** GOAL **
Starting with the line that contains "Extract all elements" and going on through the line that contains "series-layer [126,137,468,462]", write those lines again with "legend-marker" changed to "legend-swatch" and nothing else altered.

** SUPPLIED INFORMATION **
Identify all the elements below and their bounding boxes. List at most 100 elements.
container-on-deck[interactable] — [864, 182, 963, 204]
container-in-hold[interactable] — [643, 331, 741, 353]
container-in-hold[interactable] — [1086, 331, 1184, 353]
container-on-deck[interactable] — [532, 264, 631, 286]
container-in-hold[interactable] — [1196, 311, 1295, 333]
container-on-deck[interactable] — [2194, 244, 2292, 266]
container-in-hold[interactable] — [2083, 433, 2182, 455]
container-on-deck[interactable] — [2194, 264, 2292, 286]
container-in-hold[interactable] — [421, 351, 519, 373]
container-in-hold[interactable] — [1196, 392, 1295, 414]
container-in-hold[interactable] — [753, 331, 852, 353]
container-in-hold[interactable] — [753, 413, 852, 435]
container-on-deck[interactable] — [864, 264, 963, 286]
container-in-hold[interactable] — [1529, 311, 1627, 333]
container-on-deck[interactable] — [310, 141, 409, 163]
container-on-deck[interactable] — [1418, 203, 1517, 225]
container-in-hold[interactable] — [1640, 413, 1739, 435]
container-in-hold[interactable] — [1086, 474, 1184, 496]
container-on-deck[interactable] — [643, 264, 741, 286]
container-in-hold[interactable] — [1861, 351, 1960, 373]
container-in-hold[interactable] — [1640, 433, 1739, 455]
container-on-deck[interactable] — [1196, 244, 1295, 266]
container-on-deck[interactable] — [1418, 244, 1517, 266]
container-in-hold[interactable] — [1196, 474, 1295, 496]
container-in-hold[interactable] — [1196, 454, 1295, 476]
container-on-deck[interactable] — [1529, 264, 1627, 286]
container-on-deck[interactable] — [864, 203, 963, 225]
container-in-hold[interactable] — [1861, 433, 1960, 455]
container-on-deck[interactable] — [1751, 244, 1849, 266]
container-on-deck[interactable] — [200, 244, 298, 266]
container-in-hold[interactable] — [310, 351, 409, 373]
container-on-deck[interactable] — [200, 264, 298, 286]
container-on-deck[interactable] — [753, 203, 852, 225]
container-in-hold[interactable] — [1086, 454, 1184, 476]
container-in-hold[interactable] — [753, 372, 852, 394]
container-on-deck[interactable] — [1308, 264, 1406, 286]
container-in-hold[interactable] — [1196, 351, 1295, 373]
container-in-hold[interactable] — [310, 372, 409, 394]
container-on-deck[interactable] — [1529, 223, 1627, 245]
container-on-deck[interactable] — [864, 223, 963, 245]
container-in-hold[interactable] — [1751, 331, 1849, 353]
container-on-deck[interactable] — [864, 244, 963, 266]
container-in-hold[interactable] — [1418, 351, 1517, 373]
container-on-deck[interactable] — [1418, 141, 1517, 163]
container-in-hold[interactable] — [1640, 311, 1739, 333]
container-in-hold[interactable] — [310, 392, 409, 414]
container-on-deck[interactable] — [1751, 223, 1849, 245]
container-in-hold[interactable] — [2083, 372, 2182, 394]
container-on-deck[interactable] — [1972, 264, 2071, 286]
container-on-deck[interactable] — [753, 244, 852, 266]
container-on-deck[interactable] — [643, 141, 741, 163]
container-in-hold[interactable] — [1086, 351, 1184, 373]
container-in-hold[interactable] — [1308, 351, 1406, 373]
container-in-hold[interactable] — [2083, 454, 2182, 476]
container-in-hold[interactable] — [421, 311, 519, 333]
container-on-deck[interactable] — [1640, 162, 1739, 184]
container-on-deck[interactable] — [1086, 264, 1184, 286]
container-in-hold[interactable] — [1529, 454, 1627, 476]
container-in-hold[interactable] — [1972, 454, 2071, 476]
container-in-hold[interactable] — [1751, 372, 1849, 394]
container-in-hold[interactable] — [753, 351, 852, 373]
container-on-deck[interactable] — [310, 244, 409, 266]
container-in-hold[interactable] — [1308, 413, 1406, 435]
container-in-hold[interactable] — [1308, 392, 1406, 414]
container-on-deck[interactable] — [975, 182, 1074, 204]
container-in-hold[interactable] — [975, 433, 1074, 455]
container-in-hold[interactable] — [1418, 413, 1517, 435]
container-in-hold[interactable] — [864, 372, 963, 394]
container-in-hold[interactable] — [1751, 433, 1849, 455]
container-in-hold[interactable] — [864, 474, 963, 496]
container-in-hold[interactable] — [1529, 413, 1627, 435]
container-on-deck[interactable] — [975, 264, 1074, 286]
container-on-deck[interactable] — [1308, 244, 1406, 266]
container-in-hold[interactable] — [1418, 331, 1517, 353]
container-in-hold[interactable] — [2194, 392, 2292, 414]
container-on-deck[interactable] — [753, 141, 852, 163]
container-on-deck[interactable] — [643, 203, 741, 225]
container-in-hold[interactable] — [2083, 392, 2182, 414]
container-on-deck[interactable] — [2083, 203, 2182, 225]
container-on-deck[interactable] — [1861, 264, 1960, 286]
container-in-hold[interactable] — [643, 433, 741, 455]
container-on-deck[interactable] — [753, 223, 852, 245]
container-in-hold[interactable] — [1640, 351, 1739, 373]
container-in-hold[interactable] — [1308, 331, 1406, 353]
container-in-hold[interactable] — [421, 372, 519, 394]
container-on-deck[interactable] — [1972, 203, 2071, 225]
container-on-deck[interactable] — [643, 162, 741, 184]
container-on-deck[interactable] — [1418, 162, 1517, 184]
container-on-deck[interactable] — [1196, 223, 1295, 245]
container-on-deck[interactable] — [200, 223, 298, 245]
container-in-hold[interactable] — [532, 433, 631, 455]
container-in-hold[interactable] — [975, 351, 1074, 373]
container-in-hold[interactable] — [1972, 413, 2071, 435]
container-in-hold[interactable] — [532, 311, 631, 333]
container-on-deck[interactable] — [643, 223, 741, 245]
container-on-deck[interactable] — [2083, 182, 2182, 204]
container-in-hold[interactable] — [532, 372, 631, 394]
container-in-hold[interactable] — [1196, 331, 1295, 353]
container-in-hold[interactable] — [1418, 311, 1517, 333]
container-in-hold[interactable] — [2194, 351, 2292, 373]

...

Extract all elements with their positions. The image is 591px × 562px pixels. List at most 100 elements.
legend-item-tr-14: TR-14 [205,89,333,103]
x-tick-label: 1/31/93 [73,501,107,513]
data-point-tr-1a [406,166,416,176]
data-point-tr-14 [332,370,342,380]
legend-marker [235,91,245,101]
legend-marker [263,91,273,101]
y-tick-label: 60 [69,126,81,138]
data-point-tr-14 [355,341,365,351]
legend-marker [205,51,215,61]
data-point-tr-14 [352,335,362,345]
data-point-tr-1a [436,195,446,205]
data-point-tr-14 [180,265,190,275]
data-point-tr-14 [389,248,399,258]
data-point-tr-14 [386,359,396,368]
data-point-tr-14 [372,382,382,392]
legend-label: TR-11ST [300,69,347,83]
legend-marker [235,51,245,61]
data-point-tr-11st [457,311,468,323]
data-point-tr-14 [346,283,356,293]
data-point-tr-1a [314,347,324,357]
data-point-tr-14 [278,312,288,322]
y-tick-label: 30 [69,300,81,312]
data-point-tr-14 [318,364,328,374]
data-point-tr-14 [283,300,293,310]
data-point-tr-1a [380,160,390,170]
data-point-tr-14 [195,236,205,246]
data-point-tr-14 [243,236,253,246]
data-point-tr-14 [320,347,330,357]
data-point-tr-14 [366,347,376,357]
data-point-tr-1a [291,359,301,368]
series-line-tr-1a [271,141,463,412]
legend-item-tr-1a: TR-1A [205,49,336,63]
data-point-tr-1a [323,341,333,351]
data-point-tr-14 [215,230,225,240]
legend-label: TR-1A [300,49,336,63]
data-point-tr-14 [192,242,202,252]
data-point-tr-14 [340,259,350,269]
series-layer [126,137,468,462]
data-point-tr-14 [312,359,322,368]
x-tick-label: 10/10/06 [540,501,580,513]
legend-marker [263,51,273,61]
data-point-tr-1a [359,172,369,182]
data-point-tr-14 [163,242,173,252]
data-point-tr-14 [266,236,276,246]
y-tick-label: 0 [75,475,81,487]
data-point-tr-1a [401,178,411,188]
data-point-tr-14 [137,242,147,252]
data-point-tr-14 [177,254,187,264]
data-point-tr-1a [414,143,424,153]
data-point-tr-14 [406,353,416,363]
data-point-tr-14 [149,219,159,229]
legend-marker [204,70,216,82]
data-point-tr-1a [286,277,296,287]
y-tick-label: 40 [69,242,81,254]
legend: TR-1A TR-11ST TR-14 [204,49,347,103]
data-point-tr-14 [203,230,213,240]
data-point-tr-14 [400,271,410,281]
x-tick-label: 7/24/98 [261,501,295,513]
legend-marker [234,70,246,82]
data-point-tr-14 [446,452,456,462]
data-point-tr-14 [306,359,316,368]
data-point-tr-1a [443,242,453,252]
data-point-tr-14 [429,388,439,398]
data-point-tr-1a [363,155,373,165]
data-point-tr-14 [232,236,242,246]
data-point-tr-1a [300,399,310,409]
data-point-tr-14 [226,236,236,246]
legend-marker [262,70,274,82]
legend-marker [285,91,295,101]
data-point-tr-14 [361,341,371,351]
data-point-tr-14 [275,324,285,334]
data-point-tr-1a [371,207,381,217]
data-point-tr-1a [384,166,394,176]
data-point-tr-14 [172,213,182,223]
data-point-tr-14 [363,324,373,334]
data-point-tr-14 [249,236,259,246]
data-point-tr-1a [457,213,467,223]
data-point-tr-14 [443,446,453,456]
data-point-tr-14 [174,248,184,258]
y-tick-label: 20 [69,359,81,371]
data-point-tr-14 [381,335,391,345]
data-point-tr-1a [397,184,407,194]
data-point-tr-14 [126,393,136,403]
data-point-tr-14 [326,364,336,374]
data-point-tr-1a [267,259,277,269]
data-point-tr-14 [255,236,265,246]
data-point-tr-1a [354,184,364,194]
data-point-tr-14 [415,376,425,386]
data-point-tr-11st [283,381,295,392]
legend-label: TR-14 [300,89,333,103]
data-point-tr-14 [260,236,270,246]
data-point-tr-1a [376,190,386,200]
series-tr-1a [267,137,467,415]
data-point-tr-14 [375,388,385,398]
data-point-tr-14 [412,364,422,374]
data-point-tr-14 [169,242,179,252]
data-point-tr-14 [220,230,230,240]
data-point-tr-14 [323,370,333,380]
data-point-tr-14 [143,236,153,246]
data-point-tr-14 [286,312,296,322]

** FULL OUTPUT **
Extract all elements with their positions. The image is 591px × 562px pixels. List at most 100 elements.
legend-item-tr-14: TR-14 [205,89,333,103]
x-tick-label: 1/31/93 [73,501,107,513]
data-point-tr-1a [406,166,416,176]
data-point-tr-14 [332,370,342,380]
legend-swatch [235,91,245,101]
legend-swatch [263,91,273,101]
y-tick-label: 60 [69,126,81,138]
data-point-tr-14 [355,341,365,351]
legend-swatch [205,51,215,61]
data-point-tr-14 [352,335,362,345]
data-point-tr-1a [436,195,446,205]
data-point-tr-14 [180,265,190,275]
data-point-tr-14 [389,248,399,258]
data-point-tr-14 [386,359,396,368]
data-point-tr-14 [372,382,382,392]
legend-label: TR-11ST [300,69,347,83]
legend-swatch [235,51,245,61]
data-point-tr-11st [457,311,468,323]
data-point-tr-14 [346,283,356,293]
data-point-tr-1a [314,347,324,357]
data-point-tr-14 [278,312,288,322]
y-tick-label: 30 [69,300,81,312]
data-point-tr-14 [318,364,328,374]
data-point-tr-14 [283,300,293,310]
data-point-tr-1a [380,160,390,170]
data-point-tr-14 [195,236,205,246]
data-point-tr-14 [243,236,253,246]
data-point-tr-14 [320,347,330,357]
data-point-tr-14 [366,347,376,357]
data-point-tr-1a [291,359,301,368]
series-line-tr-1a [271,141,463,412]
legend-item-tr-1a: TR-1A [205,49,336,63]
data-point-tr-1a [323,341,333,351]
data-point-tr-14 [215,230,225,240]
legend-label: TR-1A [300,49,336,63]
data-point-tr-14 [192,242,202,252]
data-point-tr-14 [340,259,350,269]
series-layer [126,137,468,462]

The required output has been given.